Stored data entries:
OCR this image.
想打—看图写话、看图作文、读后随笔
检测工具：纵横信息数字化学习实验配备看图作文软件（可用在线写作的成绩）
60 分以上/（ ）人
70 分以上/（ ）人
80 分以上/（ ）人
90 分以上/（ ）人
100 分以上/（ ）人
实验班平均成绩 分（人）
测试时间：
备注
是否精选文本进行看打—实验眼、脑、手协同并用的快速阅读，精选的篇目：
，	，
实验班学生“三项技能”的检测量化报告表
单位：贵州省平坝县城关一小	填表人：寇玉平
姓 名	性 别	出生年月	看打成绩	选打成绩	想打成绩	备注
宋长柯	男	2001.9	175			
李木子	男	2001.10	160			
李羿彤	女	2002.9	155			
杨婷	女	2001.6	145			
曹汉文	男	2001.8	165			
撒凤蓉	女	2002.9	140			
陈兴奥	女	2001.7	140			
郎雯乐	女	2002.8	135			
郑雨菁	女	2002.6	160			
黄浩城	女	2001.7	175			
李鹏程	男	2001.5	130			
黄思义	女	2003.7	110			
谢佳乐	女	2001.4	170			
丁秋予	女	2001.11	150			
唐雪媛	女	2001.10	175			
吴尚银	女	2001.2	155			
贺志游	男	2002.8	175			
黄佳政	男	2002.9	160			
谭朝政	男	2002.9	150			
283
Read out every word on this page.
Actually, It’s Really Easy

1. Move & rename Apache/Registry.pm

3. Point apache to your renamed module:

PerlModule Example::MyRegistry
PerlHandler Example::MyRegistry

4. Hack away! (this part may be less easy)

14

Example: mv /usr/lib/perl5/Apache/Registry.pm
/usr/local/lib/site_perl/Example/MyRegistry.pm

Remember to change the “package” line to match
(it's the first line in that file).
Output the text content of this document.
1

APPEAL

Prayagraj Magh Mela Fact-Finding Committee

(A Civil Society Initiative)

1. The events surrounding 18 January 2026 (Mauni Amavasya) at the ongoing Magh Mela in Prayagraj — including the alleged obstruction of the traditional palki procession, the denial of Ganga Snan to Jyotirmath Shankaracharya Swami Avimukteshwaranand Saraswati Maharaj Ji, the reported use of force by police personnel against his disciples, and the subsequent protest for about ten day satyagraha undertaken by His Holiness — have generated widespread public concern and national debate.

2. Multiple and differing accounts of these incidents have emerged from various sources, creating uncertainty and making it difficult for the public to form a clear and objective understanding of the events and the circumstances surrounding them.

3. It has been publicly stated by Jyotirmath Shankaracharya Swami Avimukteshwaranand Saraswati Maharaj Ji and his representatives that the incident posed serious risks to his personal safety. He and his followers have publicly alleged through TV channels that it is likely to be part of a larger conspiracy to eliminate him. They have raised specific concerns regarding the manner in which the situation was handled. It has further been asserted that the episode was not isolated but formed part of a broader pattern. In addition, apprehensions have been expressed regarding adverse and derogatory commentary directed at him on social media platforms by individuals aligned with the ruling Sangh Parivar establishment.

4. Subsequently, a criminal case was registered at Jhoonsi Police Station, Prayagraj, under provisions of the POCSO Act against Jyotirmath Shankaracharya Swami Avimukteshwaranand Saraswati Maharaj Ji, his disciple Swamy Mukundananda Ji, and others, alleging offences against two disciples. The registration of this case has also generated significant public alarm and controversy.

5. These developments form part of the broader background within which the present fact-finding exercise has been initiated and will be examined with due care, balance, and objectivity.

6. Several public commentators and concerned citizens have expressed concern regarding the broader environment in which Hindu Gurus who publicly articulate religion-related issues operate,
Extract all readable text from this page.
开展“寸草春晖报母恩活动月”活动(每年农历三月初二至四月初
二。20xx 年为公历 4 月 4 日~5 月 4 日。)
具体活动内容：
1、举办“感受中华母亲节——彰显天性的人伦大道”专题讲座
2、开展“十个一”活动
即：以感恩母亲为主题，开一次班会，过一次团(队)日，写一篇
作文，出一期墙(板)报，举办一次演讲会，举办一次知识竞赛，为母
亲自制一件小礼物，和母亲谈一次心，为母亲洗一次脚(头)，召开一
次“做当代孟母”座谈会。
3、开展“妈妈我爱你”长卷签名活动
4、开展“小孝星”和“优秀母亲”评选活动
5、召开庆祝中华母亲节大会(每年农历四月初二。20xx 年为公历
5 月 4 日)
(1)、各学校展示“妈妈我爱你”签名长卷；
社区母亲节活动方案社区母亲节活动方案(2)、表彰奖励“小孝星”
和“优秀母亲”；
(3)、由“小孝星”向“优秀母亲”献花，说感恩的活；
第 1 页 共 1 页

▸ Work required:
Quote the whole listing above, leaving nothing out.

▸ Solution:
OCR this image.
想打—看图写话、看图作文、读后随笔
检测工具：纵横信息数字化学习实验配备看图作文软件（可用在线写作的成绩）
60 分以上/（ ）人
70 分以上/（ ）人
80 分以上/（ ）人
90 分以上/（ ）人
100 分以上/（ ）人
实验班平均成绩 分（人）
测试时间：
备注
是否精选文本进行看打—实验眼、脑、手协同并用的快速阅读，精选的篇目：
，	，
实验班学生“三项技能”的检测量化报告表
单位：贵州省平坝县城关一小	填表人：寇玉平
姓 名	性 别	出生年月	看打成绩	选打成绩	想打成绩	备注
宋长柯	男	2001.9	175			
李木子	男	2001.10	160			
李羿彤	女	2002.9	155			
杨婷	女	2001.6	145			
曹汉文	男	2001.8	165			
撒凤蓉	女	2002.9	140			
陈兴奥	女	2001.7	140			
郎雯乐	女	2002.8	135			
郑雨菁	女	2002.6	160			
黄浩城	女	2001.7	175			
李鹏程	男	2001.5	130			
黄思义	女	2003.7	110			
谢佳乐	女	2001.4	170			
丁秋予	女	2001.11	150			
唐雪媛	女	2001.10	175			
吴尚银	女	2001.2	155			
贺志游	男	2002.8	175			
黄佳政	男	2002.9	160			
谭朝政	男	2002.9	150			
283
Read out every word on this page.
Actually, It’s Really Easy

1. Move & rename Apache/Registry.pm

3. Point apache to your renamed module:

PerlModule Example::MyRegistry
PerlHandler Example::MyRegistry

4. Hack away! (this part may be less easy)

14

Example: mv /usr/lib/perl5/Apache/Registry.pm
/usr/local/lib/site_perl/Example/MyRegistry.pm

Remember to change the “package” line to match
(it's the first line in that file).
Output the text content of this document.
1

APPEAL

Prayagraj Magh Mela Fact-Finding Committee

(A Civil Society Initiative)

1. The events surrounding 18 January 2026 (Mauni Amavasya) at the ongoing Magh Mela in Prayagraj — including the alleged obstruction of the traditional palki procession, the denial of Ganga Snan to Jyotirmath Shankaracharya Swami Avimukteshwaranand Saraswati Maharaj Ji, the reported use of force by police personnel against his disciples, and the subsequent protest for about ten day satyagraha undertaken by His Holiness — have generated widespread public concern and national debate.

2. Multiple and differing accounts of these incidents have emerged from various sources, creating uncertainty and making it difficult for the public to form a clear and objective understanding of the events and the circumstances surrounding them.

3. It has been publicly stated by Jyotirmath Shankaracharya Swami Avimukteshwaranand Saraswati Maharaj Ji and his representatives that the incident posed serious risks to his personal safety. He and his followers have publicly alleged through TV channels that it is likely to be part of a larger conspiracy to eliminate him. They have raised specific concerns regarding the manner in which the situation was handled. It has further been asserted that the episode was not isolated but formed part of a broader pattern. In addition, apprehensions have been expressed regarding adverse and derogatory commentary directed at him on social media platforms by individuals aligned with the ruling Sangh Parivar establishment.

4. Subsequently, a criminal case was registered at Jhoonsi Police Station, Prayagraj, under provisions of the POCSO Act against Jyotirmath Shankaracharya Swami Avimukteshwaranand Saraswati Maharaj Ji, his disciple Swamy Mukundananda Ji, and others, alleging offences against two disciples. The registration of this case has also generated significant public alarm and controversy.

5. These developments form part of the broader background within which the present fact-finding exercise has been initiated and will be examined with due care, balance, and objectivity.

6. Several public commentators and concerned citizens have expressed concern regarding the broader environment in which Hindu Gurus who publicly articulate religion-related issues operate,
Extract all readable text from this page.
开展“寸草春晖报母恩活动月”活动(每年农历三月初二至四月初
二。20xx 年为公历 4 月 4 日~5 月 4 日。)
具体活动内容：
1、举办“感受中华母亲节——彰显天性的人伦大道”专题讲座
2、开展“十个一”活动
即：以感恩母亲为主题，开一次班会，过一次团(队)日，写一篇
作文，出一期墙(板)报，举办一次演讲会，举办一次知识竞赛，为母
亲自制一件小礼物，和母亲谈一次心，为母亲洗一次脚(头)，召开一
次“做当代孟母”座谈会。
3、开展“妈妈我爱你”长卷签名活动
4、开展“小孝星”和“优秀母亲”评选活动
5、召开庆祝中华母亲节大会(每年农历四月初二。20xx 年为公历
5 月 4 日)
(1)、各学校展示“妈妈我爱你”签名长卷；
社区母亲节活动方案社区母亲节活动方案(2)、表彰奖励“小孝星”
和“优秀母亲”；
(3)、由“小孝星”向“优秀母亲”献花，说感恩的活；
第 1 页 共 1 页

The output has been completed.